═════ DATASET EXTRACT ═════

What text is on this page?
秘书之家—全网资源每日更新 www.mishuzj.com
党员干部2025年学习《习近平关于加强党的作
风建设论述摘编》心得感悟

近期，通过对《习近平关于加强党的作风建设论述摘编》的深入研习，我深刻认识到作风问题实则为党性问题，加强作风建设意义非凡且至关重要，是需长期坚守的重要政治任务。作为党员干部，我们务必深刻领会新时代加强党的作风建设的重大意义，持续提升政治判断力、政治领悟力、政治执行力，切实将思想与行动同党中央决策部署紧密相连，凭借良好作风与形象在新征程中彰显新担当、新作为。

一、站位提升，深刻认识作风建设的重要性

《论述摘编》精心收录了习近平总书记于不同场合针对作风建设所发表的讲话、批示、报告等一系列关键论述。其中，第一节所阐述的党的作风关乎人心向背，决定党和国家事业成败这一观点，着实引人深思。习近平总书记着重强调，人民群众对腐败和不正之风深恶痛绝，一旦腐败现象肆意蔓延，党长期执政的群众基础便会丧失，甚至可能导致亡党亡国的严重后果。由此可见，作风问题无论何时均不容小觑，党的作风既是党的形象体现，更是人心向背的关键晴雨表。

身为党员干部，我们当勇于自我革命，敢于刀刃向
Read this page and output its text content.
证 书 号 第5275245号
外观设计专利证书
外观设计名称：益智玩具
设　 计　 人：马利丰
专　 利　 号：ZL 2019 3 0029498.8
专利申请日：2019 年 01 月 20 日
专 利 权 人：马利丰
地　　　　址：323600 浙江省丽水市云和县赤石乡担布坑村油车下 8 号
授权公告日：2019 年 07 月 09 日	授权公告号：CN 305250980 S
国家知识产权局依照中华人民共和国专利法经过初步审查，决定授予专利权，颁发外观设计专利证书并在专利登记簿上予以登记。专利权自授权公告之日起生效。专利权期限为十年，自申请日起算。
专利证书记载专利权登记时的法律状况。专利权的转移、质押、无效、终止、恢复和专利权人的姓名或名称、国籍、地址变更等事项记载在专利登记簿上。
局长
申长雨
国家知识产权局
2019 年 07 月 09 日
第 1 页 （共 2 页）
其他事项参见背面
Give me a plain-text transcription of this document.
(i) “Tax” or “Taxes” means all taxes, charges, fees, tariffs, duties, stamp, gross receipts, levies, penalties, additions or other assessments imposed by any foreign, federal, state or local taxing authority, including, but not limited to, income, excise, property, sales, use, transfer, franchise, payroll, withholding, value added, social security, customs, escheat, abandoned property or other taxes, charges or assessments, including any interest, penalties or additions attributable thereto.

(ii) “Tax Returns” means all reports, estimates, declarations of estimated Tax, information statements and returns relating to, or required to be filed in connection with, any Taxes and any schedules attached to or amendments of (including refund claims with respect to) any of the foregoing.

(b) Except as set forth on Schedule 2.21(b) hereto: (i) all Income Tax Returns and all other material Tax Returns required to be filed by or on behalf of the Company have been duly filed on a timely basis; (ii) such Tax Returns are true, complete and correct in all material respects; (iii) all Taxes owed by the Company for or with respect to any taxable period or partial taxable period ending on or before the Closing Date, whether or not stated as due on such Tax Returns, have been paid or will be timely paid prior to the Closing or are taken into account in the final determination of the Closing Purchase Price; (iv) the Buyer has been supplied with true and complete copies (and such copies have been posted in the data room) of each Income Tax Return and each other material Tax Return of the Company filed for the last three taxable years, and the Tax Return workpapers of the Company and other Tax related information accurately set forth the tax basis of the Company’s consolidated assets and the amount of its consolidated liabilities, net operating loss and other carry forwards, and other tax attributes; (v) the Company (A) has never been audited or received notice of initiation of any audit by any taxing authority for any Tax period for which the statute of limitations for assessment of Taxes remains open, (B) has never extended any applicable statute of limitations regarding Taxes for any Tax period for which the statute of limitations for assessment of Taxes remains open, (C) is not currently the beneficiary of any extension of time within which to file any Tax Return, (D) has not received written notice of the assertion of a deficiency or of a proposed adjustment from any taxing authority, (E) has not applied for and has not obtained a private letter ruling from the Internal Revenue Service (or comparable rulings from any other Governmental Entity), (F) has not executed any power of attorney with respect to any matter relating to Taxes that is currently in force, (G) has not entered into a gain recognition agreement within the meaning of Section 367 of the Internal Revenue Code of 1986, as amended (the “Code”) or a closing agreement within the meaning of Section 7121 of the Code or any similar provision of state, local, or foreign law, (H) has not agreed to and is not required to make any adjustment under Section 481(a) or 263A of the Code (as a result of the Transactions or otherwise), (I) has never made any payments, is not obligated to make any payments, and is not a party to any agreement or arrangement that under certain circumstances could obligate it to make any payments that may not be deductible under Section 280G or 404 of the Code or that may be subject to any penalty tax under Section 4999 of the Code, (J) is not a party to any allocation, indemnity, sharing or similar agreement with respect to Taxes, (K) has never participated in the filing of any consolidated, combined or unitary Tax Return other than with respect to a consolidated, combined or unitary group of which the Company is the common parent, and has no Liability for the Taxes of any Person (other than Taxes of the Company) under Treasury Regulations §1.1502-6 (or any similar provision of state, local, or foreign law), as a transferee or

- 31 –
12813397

═════

#### [GIVEN EXERCISE]
Leave out every line without the string "this" and copy the rest.

#### [REPLY TO THE EXERCISE]
What text is on this page?
Read this page and output its text content.
Give me a plain-text transcription of this document.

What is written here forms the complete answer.